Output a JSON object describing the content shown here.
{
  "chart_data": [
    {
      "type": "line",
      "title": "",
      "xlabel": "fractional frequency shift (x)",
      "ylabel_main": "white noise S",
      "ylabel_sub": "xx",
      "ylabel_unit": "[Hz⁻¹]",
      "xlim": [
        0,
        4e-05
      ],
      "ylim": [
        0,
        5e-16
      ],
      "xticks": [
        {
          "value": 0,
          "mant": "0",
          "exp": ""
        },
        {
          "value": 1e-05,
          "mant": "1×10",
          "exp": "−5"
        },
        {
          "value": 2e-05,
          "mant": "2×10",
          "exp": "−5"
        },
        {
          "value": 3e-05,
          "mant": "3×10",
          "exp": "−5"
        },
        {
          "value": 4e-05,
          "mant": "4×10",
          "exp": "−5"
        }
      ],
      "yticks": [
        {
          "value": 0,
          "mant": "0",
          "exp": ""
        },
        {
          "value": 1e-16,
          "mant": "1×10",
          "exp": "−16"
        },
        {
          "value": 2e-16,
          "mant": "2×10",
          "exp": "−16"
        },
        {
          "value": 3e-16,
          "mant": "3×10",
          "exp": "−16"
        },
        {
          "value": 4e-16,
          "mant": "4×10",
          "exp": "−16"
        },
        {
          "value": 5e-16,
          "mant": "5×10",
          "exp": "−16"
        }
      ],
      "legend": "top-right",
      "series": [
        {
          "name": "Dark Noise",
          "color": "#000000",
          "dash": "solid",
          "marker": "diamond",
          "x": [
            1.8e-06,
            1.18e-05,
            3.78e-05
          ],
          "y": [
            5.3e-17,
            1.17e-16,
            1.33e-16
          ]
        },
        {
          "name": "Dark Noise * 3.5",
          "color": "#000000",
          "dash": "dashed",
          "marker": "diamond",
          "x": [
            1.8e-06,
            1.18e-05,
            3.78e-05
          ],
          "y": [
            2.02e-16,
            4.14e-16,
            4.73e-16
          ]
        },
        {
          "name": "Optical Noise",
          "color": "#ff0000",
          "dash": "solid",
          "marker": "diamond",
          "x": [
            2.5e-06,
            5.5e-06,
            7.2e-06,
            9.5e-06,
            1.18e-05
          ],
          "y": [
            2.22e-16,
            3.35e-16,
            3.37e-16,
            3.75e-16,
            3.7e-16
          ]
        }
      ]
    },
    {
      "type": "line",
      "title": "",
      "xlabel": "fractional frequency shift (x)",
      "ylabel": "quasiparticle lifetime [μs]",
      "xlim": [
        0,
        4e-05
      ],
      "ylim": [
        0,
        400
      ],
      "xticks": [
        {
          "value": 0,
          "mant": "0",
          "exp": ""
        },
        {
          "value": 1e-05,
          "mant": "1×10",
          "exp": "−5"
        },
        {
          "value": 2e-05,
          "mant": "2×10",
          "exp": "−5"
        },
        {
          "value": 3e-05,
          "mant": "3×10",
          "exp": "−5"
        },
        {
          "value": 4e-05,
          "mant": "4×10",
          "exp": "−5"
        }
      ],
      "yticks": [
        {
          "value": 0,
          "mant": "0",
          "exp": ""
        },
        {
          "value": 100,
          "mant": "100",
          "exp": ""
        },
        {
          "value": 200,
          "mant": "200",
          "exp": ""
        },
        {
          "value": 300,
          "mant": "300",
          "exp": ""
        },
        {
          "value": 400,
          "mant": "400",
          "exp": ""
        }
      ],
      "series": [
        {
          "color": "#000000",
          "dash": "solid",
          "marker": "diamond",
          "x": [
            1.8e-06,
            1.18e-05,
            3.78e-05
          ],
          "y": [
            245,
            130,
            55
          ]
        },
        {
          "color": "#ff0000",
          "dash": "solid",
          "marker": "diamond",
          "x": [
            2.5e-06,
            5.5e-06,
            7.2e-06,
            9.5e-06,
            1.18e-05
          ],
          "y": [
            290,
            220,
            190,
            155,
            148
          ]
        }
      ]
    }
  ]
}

» Given instruction: Hand back the material above in full, exactly as written.

» Answer for this exercise:
Output a JSON object describing the content shown here.
{
  "chart_data": [
    {
      "type": "line",
      "title": "",
      "xlabel": "fractional frequency shift (x)",
      "ylabel_main": "white noise S",
      "ylabel_sub": "xx",
      "ylabel_unit": "[Hz⁻¹]",
      "xlim": [
        0,
        4e-05
      ],
      "ylim": [
        0,
        5e-16
      ],
      "xticks": [
        {
          "value": 0,
          "mant": "0",
          "exp": ""
        },
        {
          "value": 1e-05,
          "mant": "1×10",
          "exp": "−5"
        },
        {
          "value": 2e-05,
          "mant": "2×10",
          "exp": "−5"
        },
        {
          "value": 3e-05,
          "mant": "3×10",
          "exp": "−5"
        },
        {
          "value": 4e-05,
          "mant": "4×10",
          "exp": "−5"
        }
      ],
      "yticks": [
        {
          "value": 0,
          "mant": "0",
          "exp": ""
        },
        {
          "value": 1e-16,
          "mant": "1×10",
          "exp": "−16"
        },
        {
          "value": 2e-16,
          "mant": "2×10",
          "exp": "−16"
        },
        {
          "value": 3e-16,
          "mant": "3×10",
          "exp": "−16"
        },
        {
          "value": 4e-16,
          "mant": "4×10",
          "exp": "−16"
        },
        {
          "value": 5e-16,
          "mant": "5×10",
          "exp": "−16"
        }
      ],
      "legend": "top-right",
      "series": [
        {
          "name": "Dark Noise",
          "color": "#000000",
          "dash": "solid",
          "marker": "diamond",
          "x": [
            1.8e-06,
            1.18e-05,
            3.78e-05
          ],
          "y": [
            5.3e-17,
            1.17e-16,
            1.33e-16
          ]
        },
        {
          "name": "Dark Noise * 3.5",
          "color": "#000000",
          "dash": "dashed",
          "marker": "diamond",
          "x": [
            1.8e-06,
            1.18e-05,
            3.78e-05
          ],
          "y": [
            2.02e-16,
            4.14e-16,
            4.73e-16
          ]
        },
        {
          "name": "Optical Noise",
          "color": "#ff0000",
          "dash": "solid",
          "marker": "diamond",
          "x": [
            2.5e-06,
            5.5e-06,
            7.2e-06,
            9.5e-06,
            1.18e-05
          ],
          "y": [
            2.22e-16,
            3.35e-16,
            3.37e-16,
            3.75e-16,
            3.7e-16
          ]
        }
      ]
    },
    {
      "type": "line",
      "title": "",
      "xlabel": "fractional frequency shift (x)",
      "ylabel": "quasiparticle lifetime [μs]",
      "xlim": [
        0,
        4e-05
      ],
      "ylim": [
        0,
        400
      ],
      "xticks": [
        {
          "value": 0,
          "mant": "0",
          "exp": ""
        },
        {
          "value": 1e-05,
          "mant": "1×10",
          "exp": "−5"
        },
        {
          "value": 2e-05,
          "mant": "2×10",
          "exp": "−5"
        },
        {
          "value": 3e-05,
          "mant": "3×10",
          "exp": "−5"
        },
        {
          "value": 4e-05,
          "mant": "4×10",
          "exp": "−5"
        }
      ],
      "yticks": [
        {
          "value": 0,
          "mant": "0",
          "exp": ""
        },
        {
          "value": 100,
          "mant": "100",
          "exp": ""
        },
        {
          "value": 200,
          "mant": "200",
          "exp": ""
        },
        {
          "value": 300,
          "mant": "300",
          "exp": ""
        },
        {
          "value": 400,
          "mant": "400",
          "exp": ""
        }
      ],
      "series": [
        {
          "color": "#000000",
          "dash": "solid",
          "marker": "diamond",
          "x": [
            1.8e-06,
            1.18e-05,
            3.78e-05
          ],
          "y": [
            245,
            130,
            55
          ]
        },
        {
          "color": "#ff0000",
          "dash": "solid",
          "marker": "diamond",
          "x": [
            2.5e-06,
            5.5e-06,
            7.2e-06,
            9.5e-06,
            1.18e-05
          ],
          "y": [
            290,
            220,
            190,
            155,
            148
          ]
        }
      ]
    }
  ]
}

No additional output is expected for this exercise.